* BRIEF:
Hunt for the word "autoayuda" across the entries below, copying each line that holds it.

* SUPPLIED INFORMATION:

*****

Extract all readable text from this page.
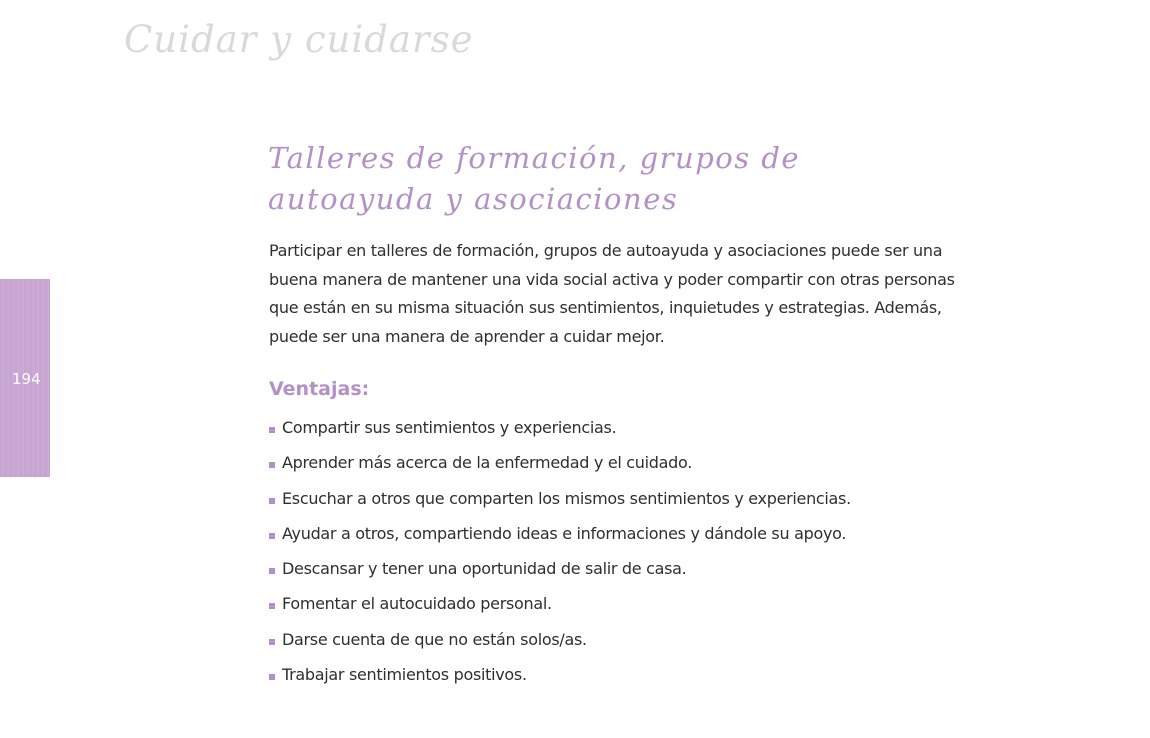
Cuidar y cuidarse
194
Talleres de formación, grupos de
autoayuda y asociaciones

Participar en talleres de formación, grupos de autoayuda y asociaciones puede ser una buena manera de mantener una vida social activa y poder compartir con otras personas que están en su misma situación sus sentimientos, inquietudes y estrategias. Además, puede ser una manera de aprender a cuidar mejor.

Ventajas:
Compartir sus sentimientos y experiencias.
Aprender más acerca de la enfermedad y el cuidado.
Escuchar a otros que comparten los mismos sentimientos y experiencias.
Ayudar a otros, compartiendo ideas e informaciones y dándole su apoyo.
Descansar y tener una oportunidad de salir de casa.
Fomentar el autocuidado personal.
Darse cuenta de que no están solos/as.
Trabajar sentimientos positivos.
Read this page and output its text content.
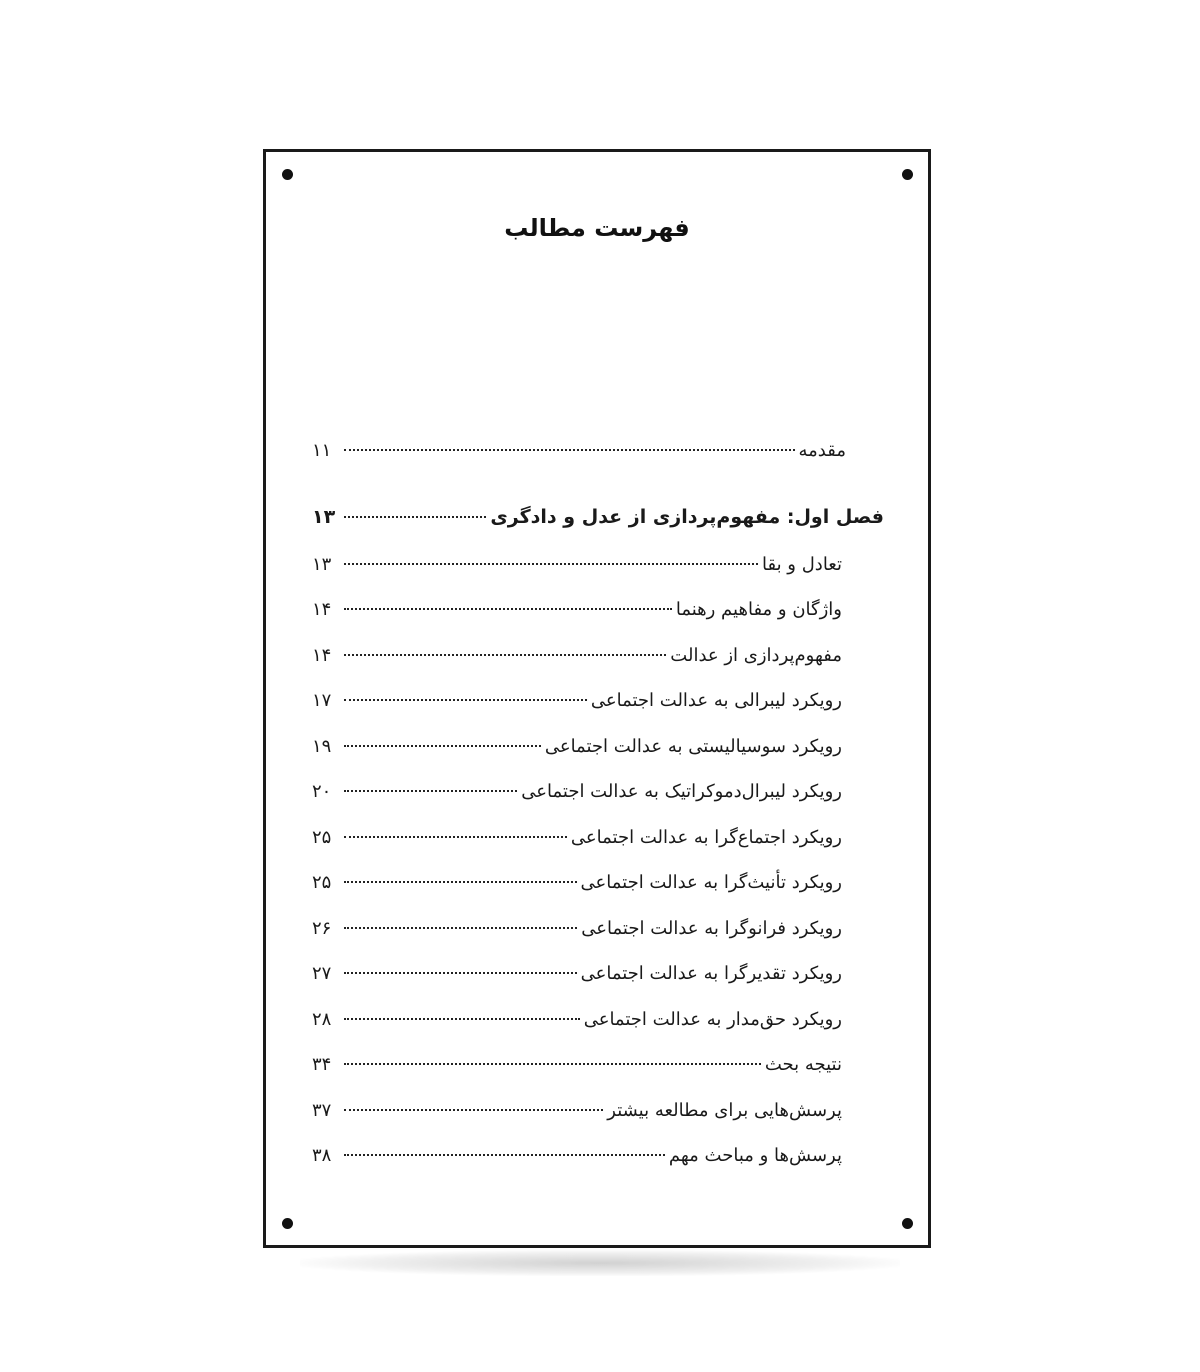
فهرست مطالب
مقدمه
۱۱
فصل اول: مفهوم‌پردازی از عدل و دادگری
۱۳
تعادل و بقا
۱۳
واژگان و مفاهیم رهنما
۱۴
مفهوم‌پردازی از عدالت
۱۴
رویکرد لیبرالی به عدالت اجتماعی
۱۷
رویکرد سوسیالیستی به عدالت اجتماعی
۱۹
رویکرد لیبرال‌دموکراتیک به عدالت اجتماعی
۲۰
رویکرد اجتماع‌گرا به عدالت اجتماعی
۲۵
رویکرد تأنیث‌گرا به عدالت اجتماعی
۲۵
رویکرد فرانوگرا به عدالت اجتماعی
۲۶
رویکرد تقدیرگرا به عدالت اجتماعی
۲۷
رویکرد حق‌مدار به عدالت اجتماعی
۲۸
نتیجه بحث
۳۴
پرسش‌هایی برای مطالعه بیشتر
۳۷
پرسش‌ها و مباحث مهم
۳۸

*****

* COMPLETED EXERCISE:
autoayuda y asociaciones
Participar en talleres de formación, grupos de autoayuda y asociaciones puede ser una buena manera de mantener una vida social activa y poder compartir con otras personas que están en su misma situación sus sentimientos, inquietudes y estrategias. Además, puede ser una manera de aprender a cuidar mejor.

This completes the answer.